• **Directions**
Without including any pictures, write out the listing below exactly.

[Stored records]
>>>
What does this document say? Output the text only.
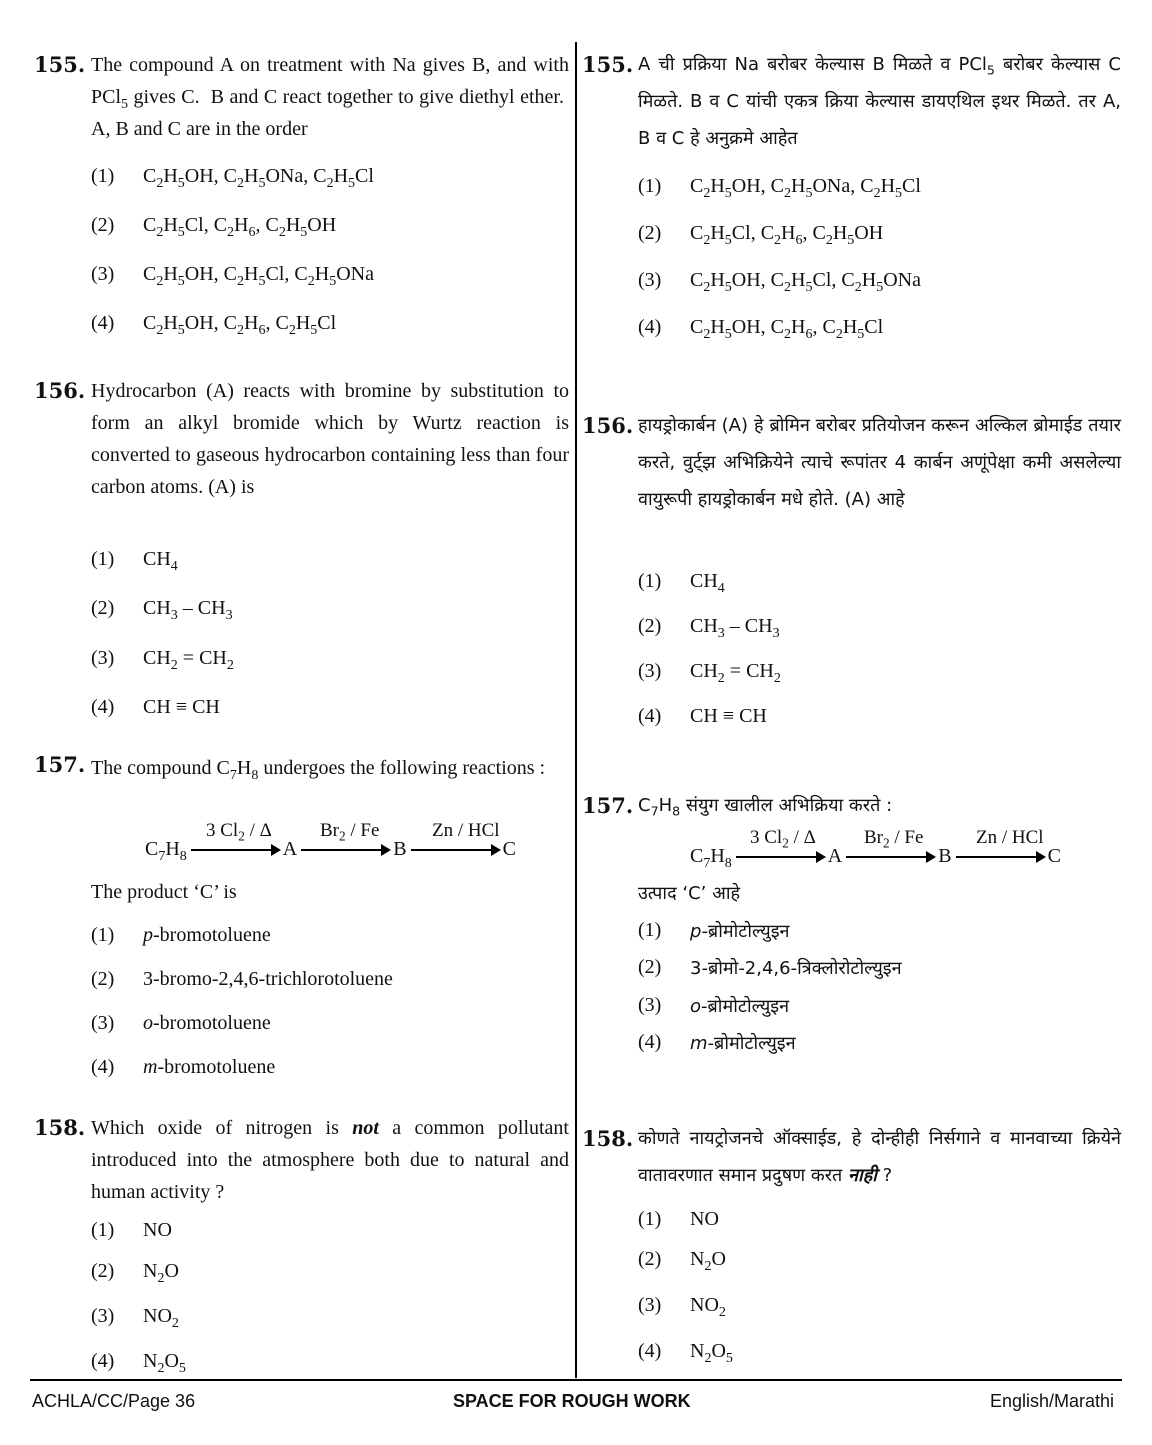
155. The compound A on treatment with Na gives B, and with PCl$_5$ gives C.  B and C react together to give diethyl ether.  A, B and C are in the order
(1) $C_2H_5OH$, $C_2H_5ONa$, $C_2H_5Cl$
(2) $C_2H_5Cl$, $C_2H_6$, $C_2H_5OH$
(3) $C_2H_5OH$, $C_2H_5Cl$, $C_2H_5ONa$
(4) $C_2H_5OH$, $C_2H_6$, $C_2H_5Cl$
156. Hydrocarbon (A) reacts with bromine by substitution to form an alkyl bromide which by Wurtz reaction is converted to gaseous hydrocarbon containing less than four carbon atoms. (A) is
(1) $CH_4$
(2) $CH_3 - CH_3$
(3) $CH_2 = CH_2$
(4) CH ≡ CH
157. The compound $C_7H_8$ undergoes the following reactions :
$C_7H_8$	A	B	C
3 $Cl_2$ / Δ	$Br_2$ / Fe	Zn / HCl
The product ‘C’ is
(1) p-bromotoluene
(2) 3-bromo-2,4,6-trichlorotoluene
(3) o-bromotoluene
(4) m-bromotoluene
158. Which oxide of nitrogen is not a common pollutant introduced into the atmosphere both due to natural and human activity ?
(1) NO
(2) $N_2O$
(3) $NO_2$
(4) $N_2O_5$
155. A ची प्रक्रिया Na बरोबर केल्यास B मिळते व PCl$_5$ बरोबर केल्यास C मिळते. B व C यांची एकत्र क्रिया केल्यास डायएथिल इथर मिळते. तर A, B व C हे अनुक्रमे आहेत
(1) $C_2H_5OH$, $C_2H_5ONa$, $C_2H_5Cl$
(2) $C_2H_5Cl$, $C_2H_6$, $C_2H_5OH$
(3) $C_2H_5OH$, $C_2H_5Cl$, $C_2H_5ONa$
(4) $C_2H_5OH$, $C_2H_6$, $C_2H_5Cl$
156. हायड्रोकार्बन (A) हे ब्रोमिन बरोबर प्रतियोजन करून अल्किल ब्रोमाईड तयार करते, वुर्ट्झ अभिक्रियेने त्याचे रूपांतर 4 कार्बन अणूंपेक्षा कमी असलेल्या वायुरूपी हायड्रोकार्बन मधे होते. (A) आहे
(1) $CH_4$
(2) $CH_3 - CH_3$
(3) $CH_2 = CH_2$
(4) CH ≡ CH
157. $C_7H_8$ संयुग खालील अभिक्रिया करते :
$C_7H_8$	A	B	C
3 $Cl_2$ / Δ	$Br_2$ / Fe	Zn / HCl
उत्पाद ‘C’ आहे
(1) p-ब्रोमोटोल्युइन
(2) 3-ब्रोमो-2,4,6-त्रिक्लोरोटोल्युइन
(3) o-ब्रोमोटोल्युइन
(4) m-ब्रोमोटोल्युइन
158. कोणते नायट्रोजनचे ऑक्साईड, हे दोन्हीही निर्सगाने व मानवाच्या क्रियेने वातावरणात समान प्रदुषण करत नाही ?
(1) NO
(2) $N_2O$
(3) $NO_2$
(4) $N_2O_5$
ACHLA/CC/Page 36	SPACE FOR ROUGH WORK	English/Marathi
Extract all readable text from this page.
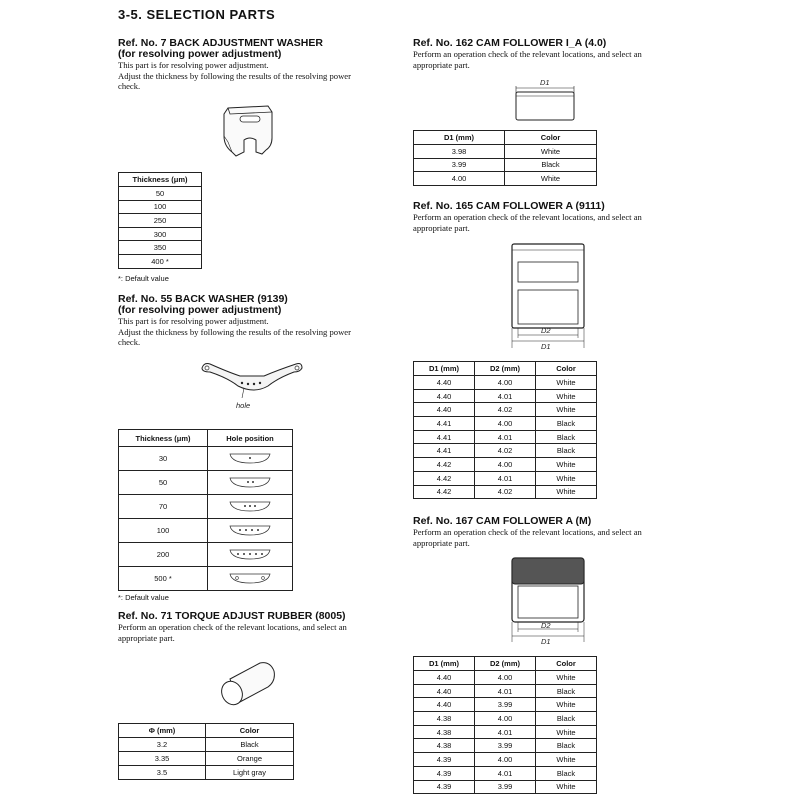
3-5. SELECTION PARTS
Ref. No. 7 BACK ADJUSTMENT WASHER
(for resolving power adjustment)
This part is for resolving power adjustment.
Adjust the thickness by following the results of the resolving power
check.
Thickness (μm)
50
100
250
300
350
400 *
*: Default value
Ref. No. 55 BACK WASHER (9139)
(for resolving power adjustment)
This part is for resolving power adjustment.
Adjust the thickness by following the results of the resolving power
check.
hole
Thickness (μm)	Hole position
30	
50	
70	
100	
200	
500 *	
*: Default value
Ref. No. 71 TORQUE ADJUST RUBBER (8005)
Perform an operation check of the relevant locations, and select an
appropriate part.
Φ (mm)	Color
3.2	Black
3.35	Orange
3.5	Light gray
Ref. No. 162 CAM FOLLOWER I_A (4.0)
Perform an operation check of the relevant locations, and select an
appropriate part.
D1
D1 (mm)	Color
3.98	White
3.99	Black
4.00	White
Ref. No. 165 CAM FOLLOWER A (9111)
Perform an operation check of the relevant locations, and select an
appropriate part.
D2
D1
D1 (mm)	D2 (mm)	Color
4.40	4.00	White
4.40	4.01	White
4.40	4.02	White
4.41	4.00	Black
4.41	4.01	Black
4.41	4.02	Black
4.42	4.00	White
4.42	4.01	White
4.42	4.02	White
Ref. No. 167 CAM FOLLOWER A (M)
Perform an operation check of the relevant locations, and select an
appropriate part.
D2
D1
D1 (mm)	D2 (mm)	Color
4.40	4.00	White
4.40	4.01	Black
4.40	3.99	White
4.38	4.00	Black
4.38	4.01	White
4.38	3.99	Black
4.39	4.00	White
4.39	4.01	Black
4.39	3.99	White
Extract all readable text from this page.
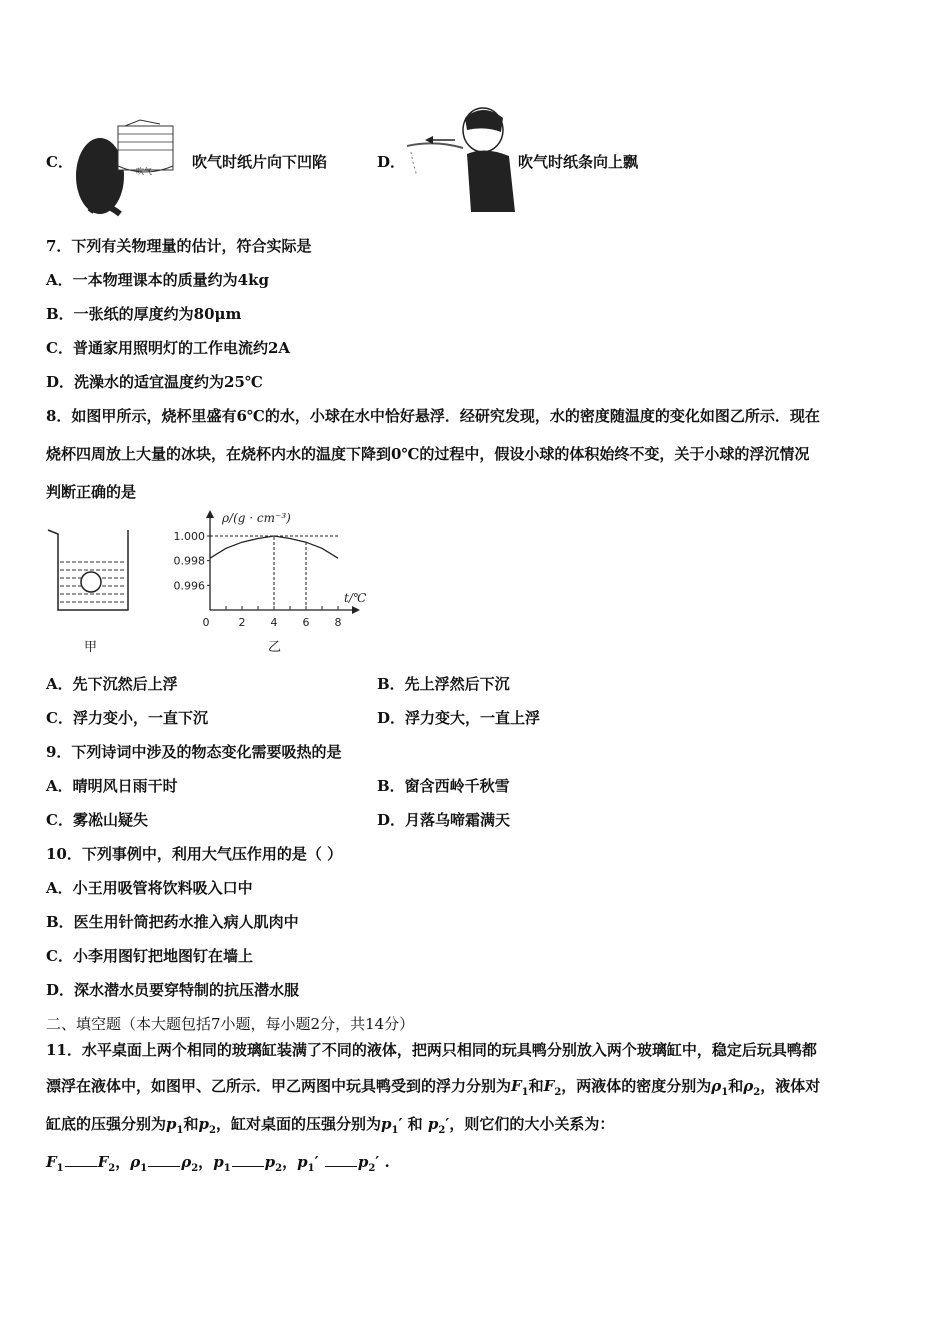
C．
吹气
吹气时纸片向下凹陷	D．	吹气时纸条向上飘
7．下列有关物理量的估计，符合实际是
A．一本物理课本的质量约为4kg
B．一张纸的厚度约为80μm
C．普通家用照明灯的工作电流约2A
D．洗澡水的适宜温度约为25℃
8．如图甲所示，烧杯里盛有6℃的水，小球在水中恰好悬浮．经研究发现，水的密度随温度的变化如图乙所示．现在
烧杯四周放上大量的冰块，在烧杯内水的温度下降到0℃的过程中，假设小球的体积始终不变，关于小球的浮沉情况
判断正确的是
甲
ρ/(g · cm⁻³)
t/℃
1.000
0.998
0.996
0	2 4 6 8
乙
A．先下沉然后上浮	B．先上浮然后下沉
C．浮力变小，一直下沉	D．浮力变大，一直上浮
9．下列诗词中涉及的物态变化需要吸热的是
A．晴明风日雨干时	B．窗含西岭千秋雪
C．雾凇山疑失	D．月落乌啼霜满天
10．下列事例中，利用大气压作用的是（ ）
A．小王用吸管将饮料吸入口中
B．医生用针筒把药水推入病人肌肉中
C．小李用图钉把地图钉在墙上
D．深水潜水员要穿特制的抗压潜水服
二、填空题（本大题包括7小题，每小题2分，共14分）
11．水平桌面上两个相同的玻璃缸装满了不同的液体，把两只相同的玩具鸭分别放入两个玻璃缸中，稳定后玩具鸭都
漂浮在液体中，如图甲、乙所示．甲乙两图中玩具鸭受到的浮力分别为$F_1$和$F_2$，两液体的密度分别为$\rho_1$和$\rho_2$，液体对
缸底的压强分别为$p_1$和$p_2$，缸对桌面的压强分别为$p_1'$ 和 $p_2'$，则它们的大小关系为：
$F_1$ $F_2$，$\rho_1$ $\rho_2$，$p_1$ $p_2$，$p_1'$	$p_2'$ .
<<<
• **Result for this task**
What does this document say? Output the text only.
155. The compound A on treatment with Na gives B, and with PCl$_5$ gives C.  B and C react together to give diethyl ether.  A, B and C are in the order
(1) $C_2H_5OH$, $C_2H_5ONa$, $C_2H_5Cl$
(2) $C_2H_5Cl$, $C_2H_6$, $C_2H_5OH$
(3) $C_2H_5OH$, $C_2H_5Cl$, $C_2H_5ONa$
(4) $C_2H_5OH$, $C_2H_6$, $C_2H_5Cl$
156. Hydrocarbon (A) reacts with bromine by substitution to form an alkyl bromide which by Wurtz reaction is converted to gaseous hydrocarbon containing less than four carbon atoms. (A) is
(1) $CH_4$
(2) $CH_3 - CH_3$
(3) $CH_2 = CH_2$
(4) CH ≡ CH
157. The compound $C_7H_8$ undergoes the following reactions :
$C_7H_8$	A	B	C
3 $Cl_2$ / Δ	$Br_2$ / Fe	Zn / HCl
The product ‘C’ is
(1) p-bromotoluene
(2) 3-bromo-2,4,6-trichlorotoluene
(3) o-bromotoluene
(4) m-bromotoluene
158. Which oxide of nitrogen is not a common pollutant introduced into the atmosphere both due to natural and human activity ?
(1) NO
(2) $N_2O$
(3) $NO_2$
(4) $N_2O_5$
155. A ची प्रक्रिया Na बरोबर केल्यास B मिळते व PCl$_5$ बरोबर केल्यास C मिळते. B व C यांची एकत्र क्रिया केल्यास डायएथिल इथर मिळते. तर A, B व C हे अनुक्रमे आहेत
(1) $C_2H_5OH$, $C_2H_5ONa$, $C_2H_5Cl$
(2) $C_2H_5Cl$, $C_2H_6$, $C_2H_5OH$
(3) $C_2H_5OH$, $C_2H_5Cl$, $C_2H_5ONa$
(4) $C_2H_5OH$, $C_2H_6$, $C_2H_5Cl$
156. हायड्रोकार्बन (A) हे ब्रोमिन बरोबर प्रतियोजन करून अल्किल ब्रोमाईड तयार करते, वुर्ट्झ अभिक्रियेने त्याचे रूपांतर 4 कार्बन अणूंपेक्षा कमी असलेल्या वायुरूपी हायड्रोकार्बन मधे होते. (A) आहे
(1) $CH_4$
(2) $CH_3 - CH_3$
(3) $CH_2 = CH_2$
(4) CH ≡ CH
157. $C_7H_8$ संयुग खालील अभिक्रिया करते :
$C_7H_8$	A	B	C
3 $Cl_2$ / Δ	$Br_2$ / Fe	Zn / HCl
उत्पाद ‘C’ आहे
(1) p-ब्रोमोटोल्युइन
(2) 3-ब्रोमो-2,4,6-त्रिक्लोरोटोल्युइन
(3) o-ब्रोमोटोल्युइन
(4) m-ब्रोमोटोल्युइन
158. कोणते नायट्रोजनचे ऑक्साईड, हे दोन्हीही निर्सगाने व मानवाच्या क्रियेने वातावरणात समान प्रदुषण करत नाही ?
(1) NO
(2) $N_2O$
(3) $NO_2$
(4) $N_2O_5$
ACHLA/CC/Page 36	SPACE FOR ROUGH WORK	English/Marathi
Extract all readable text from this page.
3-5. SELECTION PARTS
Ref. No. 7 BACK ADJUSTMENT WASHER
(for resolving power adjustment)
This part is for resolving power adjustment.
Adjust the thickness by following the results of the resolving power
check.
Thickness (μm)
50
100
250
300
350
400 *
*: Default value
Ref. No. 55 BACK WASHER (9139)
(for resolving power adjustment)
This part is for resolving power adjustment.
Adjust the thickness by following the results of the resolving power
check.
hole
Thickness (μm)	Hole position
30	
50	
70	
100	
200	
500 *	
*: Default value
Ref. No. 71 TORQUE ADJUST RUBBER (8005)
Perform an operation check of the relevant locations, and select an
appropriate part.
Φ (mm)	Color
3.2	Black
3.35	Orange
3.5	Light gray
Ref. No. 162 CAM FOLLOWER I_A (4.0)
Perform an operation check of the relevant locations, and select an
appropriate part.
D1
D1 (mm)	Color
3.98	White
3.99	Black
4.00	White
Ref. No. 165 CAM FOLLOWER A (9111)
Perform an operation check of the relevant locations, and select an
appropriate part.
D2
D1
D1 (mm)	D2 (mm)	Color
4.40	4.00	White
4.40	4.01	White
4.40	4.02	White
4.41	4.00	Black
4.41	4.01	Black
4.41	4.02	Black
4.42	4.00	White
4.42	4.01	White
4.42	4.02	White
Ref. No. 167 CAM FOLLOWER A (M)
Perform an operation check of the relevant locations, and select an
appropriate part.
D2
D1
D1 (mm)	D2 (mm)	Color
4.40	4.00	White
4.40	4.01	Black
4.40	3.99	White
4.38	4.00	Black
4.38	4.01	White
4.38	3.99	Black
4.39	4.00	White
4.39	4.01	Black
4.39	3.99	White
Extract all readable text from this page.
C．
吹气
吹气时纸片向下凹陷	D．	吹气时纸条向上飘
7．下列有关物理量的估计，符合实际是
A．一本物理课本的质量约为4kg
B．一张纸的厚度约为80μm
C．普通家用照明灯的工作电流约2A
D．洗澡水的适宜温度约为25℃
8．如图甲所示，烧杯里盛有6℃的水，小球在水中恰好悬浮．经研究发现，水的密度随温度的变化如图乙所示．现在
烧杯四周放上大量的冰块，在烧杯内水的温度下降到0℃的过程中，假设小球的体积始终不变，关于小球的浮沉情况
判断正确的是
甲
ρ/(g · cm⁻³)
t/℃
1.000
0.998
0.996
0	2 4 6 8
乙
A．先下沉然后上浮	B．先上浮然后下沉
C．浮力变小，一直下沉	D．浮力变大，一直上浮
9．下列诗词中涉及的物态变化需要吸热的是
A．晴明风日雨干时	B．窗含西岭千秋雪
C．雾凇山疑失	D．月落乌啼霜满天
10．下列事例中，利用大气压作用的是（ ）
A．小王用吸管将饮料吸入口中
B．医生用针筒把药水推入病人肌肉中
C．小李用图钉把地图钉在墙上
D．深水潜水员要穿特制的抗压潜水服
二、填空题（本大题包括7小题，每小题2分，共14分）
11．水平桌面上两个相同的玻璃缸装满了不同的液体，把两只相同的玩具鸭分别放入两个玻璃缸中，稳定后玩具鸭都
漂浮在液体中，如图甲、乙所示．甲乙两图中玩具鸭受到的浮力分别为$F_1$和$F_2$，两液体的密度分别为$\rho_1$和$\rho_2$，液体对
缸底的压强分别为$p_1$和$p_2$，缸对桌面的压强分别为$p_1'$ 和 $p_2'$，则它们的大小关系为：
$F_1$ $F_2$，$\rho_1$ $\rho_2$，$p_1$ $p_2$，$p_1'$	$p_2'$ .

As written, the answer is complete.